AIM:
Do not include the pictures; repeat the rest of the data exactly.

== == ==

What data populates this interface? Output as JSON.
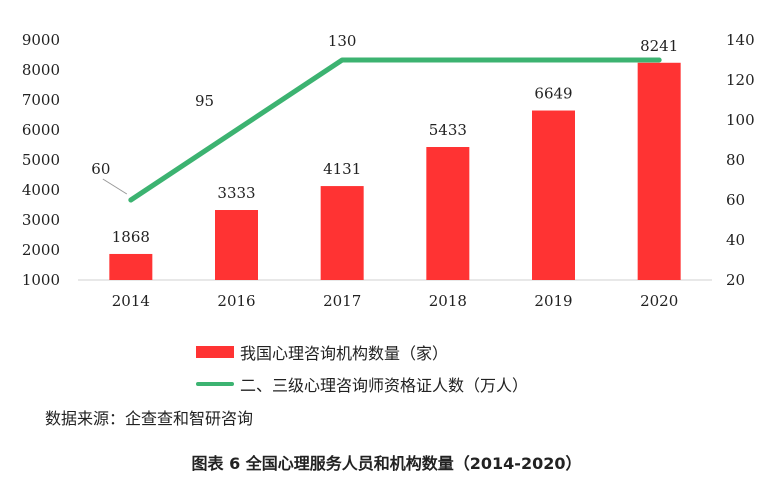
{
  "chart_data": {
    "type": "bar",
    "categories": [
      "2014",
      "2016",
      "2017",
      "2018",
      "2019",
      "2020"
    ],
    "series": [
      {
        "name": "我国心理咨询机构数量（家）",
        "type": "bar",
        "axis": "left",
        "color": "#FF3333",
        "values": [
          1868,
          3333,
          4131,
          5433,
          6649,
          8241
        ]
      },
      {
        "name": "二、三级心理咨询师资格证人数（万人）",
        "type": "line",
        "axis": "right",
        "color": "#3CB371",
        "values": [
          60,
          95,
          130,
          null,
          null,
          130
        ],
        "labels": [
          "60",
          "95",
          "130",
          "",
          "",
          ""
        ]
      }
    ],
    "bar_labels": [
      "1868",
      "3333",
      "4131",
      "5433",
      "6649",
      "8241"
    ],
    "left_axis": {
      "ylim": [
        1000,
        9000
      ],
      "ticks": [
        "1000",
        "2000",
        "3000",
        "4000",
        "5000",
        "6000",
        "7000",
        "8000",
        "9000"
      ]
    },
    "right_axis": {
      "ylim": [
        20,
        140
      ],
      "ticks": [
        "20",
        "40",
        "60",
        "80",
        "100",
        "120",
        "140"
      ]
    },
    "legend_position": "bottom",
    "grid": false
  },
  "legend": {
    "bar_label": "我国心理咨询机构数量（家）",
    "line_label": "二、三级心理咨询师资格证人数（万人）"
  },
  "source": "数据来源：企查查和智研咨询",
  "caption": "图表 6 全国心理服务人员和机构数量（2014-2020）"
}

== == ==

EXERCISE ANSWER:
What data populates this interface? Output as JSON.
{
  "chart_data": {
    "type": "bar",
    "categories": [
      "2014",
      "2016",
      "2017",
      "2018",
      "2019",
      "2020"
    ],
    "series": [
      {
        "name": "我国心理咨询机构数量（家）",
        "type": "bar",
        "axis": "left",
        "color": "#FF3333",
        "values": [
          1868,
          3333,
          4131,
          5433,
          6649,
          8241
        ]
      },
      {
        "name": "二、三级心理咨询师资格证人数（万人）",
        "type": "line",
        "axis": "right",
        "color": "#3CB371",
        "values": [
          60,
          95,
          130,
          null,
          null,
          130
        ],
        "labels": [
          "60",
          "95",
          "130",
          "",
          "",
          ""
        ]
      }
    ],
    "bar_labels": [
      "1868",
      "3333",
      "4131",
      "5433",
      "6649",
      "8241"
    ],
    "left_axis": {
      "ylim": [
        1000,
        9000
      ],
      "ticks": [
        "1000",
        "2000",
        "3000",
        "4000",
        "5000",
        "6000",
        "7000",
        "8000",
        "9000"
      ]
    },
    "right_axis": {
      "ylim": [
        20,
        140
      ],
      "ticks": [
        "20",
        "40",
        "60",
        "80",
        "100",
        "120",
        "140"
      ]
    },
    "legend_position": "bottom",
    "grid": false
  },
  "legend": {
    "bar_label": "我国心理咨询机构数量（家）",
    "line_label": "二、三级心理咨询师资格证人数（万人）"
  },
  "source": "数据来源：企查查和智研咨询",
  "caption": "图表 6 全国心理服务人员和机构数量（2014-2020）"
}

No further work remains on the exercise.